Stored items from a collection
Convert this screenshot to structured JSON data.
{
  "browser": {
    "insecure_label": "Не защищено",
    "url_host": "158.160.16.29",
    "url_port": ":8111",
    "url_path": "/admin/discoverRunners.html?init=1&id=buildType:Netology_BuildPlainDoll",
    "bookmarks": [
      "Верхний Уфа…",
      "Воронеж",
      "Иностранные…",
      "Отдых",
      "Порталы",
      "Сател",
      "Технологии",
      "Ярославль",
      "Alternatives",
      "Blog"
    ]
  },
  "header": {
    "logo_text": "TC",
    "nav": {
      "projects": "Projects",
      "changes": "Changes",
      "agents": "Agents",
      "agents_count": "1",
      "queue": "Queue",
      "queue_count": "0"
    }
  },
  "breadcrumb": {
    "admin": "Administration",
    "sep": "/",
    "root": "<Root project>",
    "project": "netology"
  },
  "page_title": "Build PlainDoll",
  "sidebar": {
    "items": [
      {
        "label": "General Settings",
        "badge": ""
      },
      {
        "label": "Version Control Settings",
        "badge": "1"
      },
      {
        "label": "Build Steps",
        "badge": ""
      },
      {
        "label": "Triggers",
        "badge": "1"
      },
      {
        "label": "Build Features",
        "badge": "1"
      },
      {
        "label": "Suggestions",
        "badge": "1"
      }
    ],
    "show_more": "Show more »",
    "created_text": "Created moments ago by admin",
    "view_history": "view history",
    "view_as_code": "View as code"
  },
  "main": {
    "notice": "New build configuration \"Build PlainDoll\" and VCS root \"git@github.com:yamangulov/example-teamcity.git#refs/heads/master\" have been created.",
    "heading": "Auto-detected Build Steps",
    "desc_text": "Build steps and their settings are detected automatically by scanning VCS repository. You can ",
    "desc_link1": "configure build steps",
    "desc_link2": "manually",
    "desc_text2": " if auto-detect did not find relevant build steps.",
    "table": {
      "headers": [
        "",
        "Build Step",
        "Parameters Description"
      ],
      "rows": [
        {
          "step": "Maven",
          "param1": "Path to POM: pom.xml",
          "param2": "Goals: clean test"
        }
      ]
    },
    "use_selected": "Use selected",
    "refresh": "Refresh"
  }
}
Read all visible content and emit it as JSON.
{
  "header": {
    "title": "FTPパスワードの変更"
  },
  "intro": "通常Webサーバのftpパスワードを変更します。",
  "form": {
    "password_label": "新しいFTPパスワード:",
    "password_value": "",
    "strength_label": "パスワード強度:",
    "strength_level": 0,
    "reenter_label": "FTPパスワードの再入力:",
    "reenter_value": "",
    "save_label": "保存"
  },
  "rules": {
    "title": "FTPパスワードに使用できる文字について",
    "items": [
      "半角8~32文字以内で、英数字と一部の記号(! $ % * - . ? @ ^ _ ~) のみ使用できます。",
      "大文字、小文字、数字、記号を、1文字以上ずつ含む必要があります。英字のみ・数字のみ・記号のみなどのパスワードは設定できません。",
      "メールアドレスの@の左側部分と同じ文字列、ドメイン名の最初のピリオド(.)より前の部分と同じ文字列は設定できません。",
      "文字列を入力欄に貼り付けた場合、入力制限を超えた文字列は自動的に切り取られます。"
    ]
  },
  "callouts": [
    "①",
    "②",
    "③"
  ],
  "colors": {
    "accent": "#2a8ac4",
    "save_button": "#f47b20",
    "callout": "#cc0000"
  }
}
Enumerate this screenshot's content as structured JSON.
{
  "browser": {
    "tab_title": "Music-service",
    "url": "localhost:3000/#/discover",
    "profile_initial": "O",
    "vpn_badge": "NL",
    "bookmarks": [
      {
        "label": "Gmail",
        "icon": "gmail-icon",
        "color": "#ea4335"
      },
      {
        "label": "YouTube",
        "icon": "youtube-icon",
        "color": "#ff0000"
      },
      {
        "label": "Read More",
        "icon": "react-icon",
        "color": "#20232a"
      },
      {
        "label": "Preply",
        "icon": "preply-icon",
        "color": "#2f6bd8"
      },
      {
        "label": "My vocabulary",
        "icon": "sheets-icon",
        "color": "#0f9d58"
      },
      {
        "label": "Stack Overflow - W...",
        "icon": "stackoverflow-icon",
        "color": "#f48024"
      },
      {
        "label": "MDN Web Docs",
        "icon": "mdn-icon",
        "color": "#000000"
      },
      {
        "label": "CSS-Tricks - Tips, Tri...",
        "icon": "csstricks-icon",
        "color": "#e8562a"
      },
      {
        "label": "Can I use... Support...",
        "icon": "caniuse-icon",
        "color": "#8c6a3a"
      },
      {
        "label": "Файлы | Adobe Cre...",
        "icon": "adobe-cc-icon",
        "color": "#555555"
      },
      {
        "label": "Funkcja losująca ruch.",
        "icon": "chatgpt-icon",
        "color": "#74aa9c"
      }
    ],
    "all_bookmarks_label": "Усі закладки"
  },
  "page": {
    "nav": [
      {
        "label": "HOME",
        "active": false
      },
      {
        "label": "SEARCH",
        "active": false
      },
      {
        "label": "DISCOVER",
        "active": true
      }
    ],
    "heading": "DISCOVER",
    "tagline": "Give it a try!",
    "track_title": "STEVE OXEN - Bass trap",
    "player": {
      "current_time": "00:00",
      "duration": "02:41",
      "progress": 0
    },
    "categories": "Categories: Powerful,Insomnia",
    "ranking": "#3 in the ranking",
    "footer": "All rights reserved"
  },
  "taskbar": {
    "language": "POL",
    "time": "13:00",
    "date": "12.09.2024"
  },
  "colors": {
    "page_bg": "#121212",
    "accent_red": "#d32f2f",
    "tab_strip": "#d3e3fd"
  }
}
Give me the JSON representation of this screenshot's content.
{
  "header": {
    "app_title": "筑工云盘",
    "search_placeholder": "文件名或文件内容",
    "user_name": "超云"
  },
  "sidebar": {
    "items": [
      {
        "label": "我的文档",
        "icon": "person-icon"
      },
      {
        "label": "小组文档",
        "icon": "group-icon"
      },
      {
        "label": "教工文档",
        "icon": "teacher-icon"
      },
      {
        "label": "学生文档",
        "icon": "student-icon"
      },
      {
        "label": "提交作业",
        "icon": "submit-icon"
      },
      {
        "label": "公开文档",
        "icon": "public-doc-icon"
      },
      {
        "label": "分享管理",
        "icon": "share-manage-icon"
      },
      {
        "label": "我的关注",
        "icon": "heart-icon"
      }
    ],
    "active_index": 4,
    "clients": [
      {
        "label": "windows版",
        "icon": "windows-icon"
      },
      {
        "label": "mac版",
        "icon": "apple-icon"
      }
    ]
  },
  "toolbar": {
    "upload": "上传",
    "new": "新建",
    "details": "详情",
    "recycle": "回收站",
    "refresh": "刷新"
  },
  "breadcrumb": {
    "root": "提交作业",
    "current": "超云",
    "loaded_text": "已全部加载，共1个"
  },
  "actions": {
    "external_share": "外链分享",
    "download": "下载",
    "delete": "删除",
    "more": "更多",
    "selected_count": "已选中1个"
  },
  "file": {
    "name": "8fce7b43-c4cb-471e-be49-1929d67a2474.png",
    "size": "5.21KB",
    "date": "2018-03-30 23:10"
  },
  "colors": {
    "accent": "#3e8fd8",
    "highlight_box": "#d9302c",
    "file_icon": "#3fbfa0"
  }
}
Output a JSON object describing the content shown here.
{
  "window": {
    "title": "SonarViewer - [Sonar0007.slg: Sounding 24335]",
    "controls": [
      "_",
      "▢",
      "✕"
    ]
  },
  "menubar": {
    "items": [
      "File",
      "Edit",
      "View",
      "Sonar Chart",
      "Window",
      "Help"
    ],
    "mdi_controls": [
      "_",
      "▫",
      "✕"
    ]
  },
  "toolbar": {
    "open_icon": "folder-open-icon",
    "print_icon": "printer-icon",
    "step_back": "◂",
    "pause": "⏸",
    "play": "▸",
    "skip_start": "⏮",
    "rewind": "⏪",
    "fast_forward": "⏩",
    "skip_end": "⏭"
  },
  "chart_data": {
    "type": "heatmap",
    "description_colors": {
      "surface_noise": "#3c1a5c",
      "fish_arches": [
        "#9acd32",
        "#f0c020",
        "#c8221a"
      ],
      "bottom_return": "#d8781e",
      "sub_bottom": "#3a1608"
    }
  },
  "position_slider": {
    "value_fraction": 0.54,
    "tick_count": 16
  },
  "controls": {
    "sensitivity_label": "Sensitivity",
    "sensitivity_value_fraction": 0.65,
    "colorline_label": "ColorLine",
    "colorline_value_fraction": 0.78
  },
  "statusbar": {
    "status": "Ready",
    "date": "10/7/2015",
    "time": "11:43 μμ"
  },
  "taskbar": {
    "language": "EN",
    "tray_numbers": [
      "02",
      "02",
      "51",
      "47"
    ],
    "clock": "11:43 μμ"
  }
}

■ EXERCISE REQUIREMENTS ■
Show each line of the data that contains the string "heading".

■ THE RESULT ■
    "heading": "Auto-detected Build Steps",
    "heading": "DISCOVER",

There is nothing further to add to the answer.